#### [Instruction]
Extract the full listing verbatim and drop any pictures from your copy.

• • • • •

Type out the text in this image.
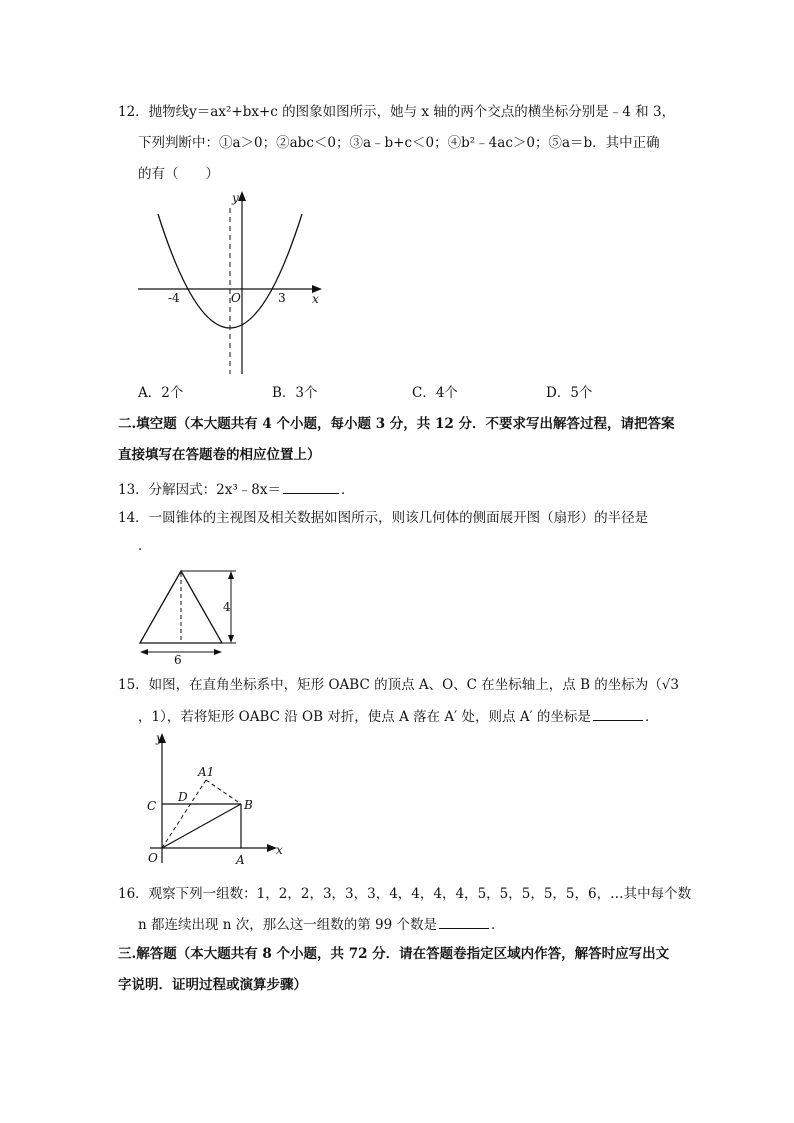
12．抛物线y＝ax²+bx+c 的图象如图所示，她与 x 轴的两个交点的横坐标分别是﹣4 和 3，
下列判断中：①a＞0；②abc＜0；③a﹣b+c＜0；④b²﹣4ac＞0；⑤a＝b．其中正确
的有（　　）
y
x
O
-4	3
A．2个	B．3个	C．4个	D．5个
二.填空题（本大题共有 4 个小题，每小题 3 分，共 12 分．不要求写出解答过程，请把答案
直接填写在答题卷的相应位置上）
13．分解因式：2x³﹣8x＝	．
14．一圆锥体的主视图及相关数据如图所示，则该几何体的侧面展开图（扇形）的半径是
．
4
6
15．如图，在直角坐标系中，矩形 OABC 的顶点 A、O、C 在坐标轴上，点 B 的坐标为（√3
，1），若将矩形 OABC 沿 OB 对折，使点 A 落在 A′ 处，则点 A′ 的坐标是	．
y
x
O	A
B
C
D
A1
16．观察下列一组数：1，2，2，3，3，3，4，4，4，4，5，5，5，5，5，6，…其中每个数
n 都连续出现 n 次，那么这一组数的第 99 个数是	．
三.解答题（本大题共有 8 个小题，共 72 分．请在答题卷指定区域内作答，解答时应写出文
字说明．证明过程或演算步骤）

• • • • •

#### [Expected answer]
Type out the text in this image.
12．抛物线y＝ax²+bx+c 的图象如图所示，她与 x 轴的两个交点的横坐标分别是﹣4 和 3，
下列判断中：①a＞0；②abc＜0；③a﹣b+c＜0；④b²﹣4ac＞0；⑤a＝b．其中正确
的有（　　）
y
x
O
-4	3
A．2个	B．3个	C．4个	D．5个
二.填空题（本大题共有 4 个小题，每小题 3 分，共 12 分．不要求写出解答过程，请把答案
直接填写在答题卷的相应位置上）
13．分解因式：2x³﹣8x＝	．
14．一圆锥体的主视图及相关数据如图所示，则该几何体的侧面展开图（扇形）的半径是
．
4
6
15．如图，在直角坐标系中，矩形 OABC 的顶点 A、O、C 在坐标轴上，点 B 的坐标为（√3
，1），若将矩形 OABC 沿 OB 对折，使点 A 落在 A′ 处，则点 A′ 的坐标是	．
y
x
O	A
B
C
D
A1
16．观察下列一组数：1，2，2，3，3，3，4，4，4，4，5，5，5，5，5，6，…其中每个数
n 都连续出现 n 次，那么这一组数的第 99 个数是	．
三.解答题（本大题共有 8 个小题，共 72 分．请在答题卷指定区域内作答，解答时应写出文
字说明．证明过程或演算步骤）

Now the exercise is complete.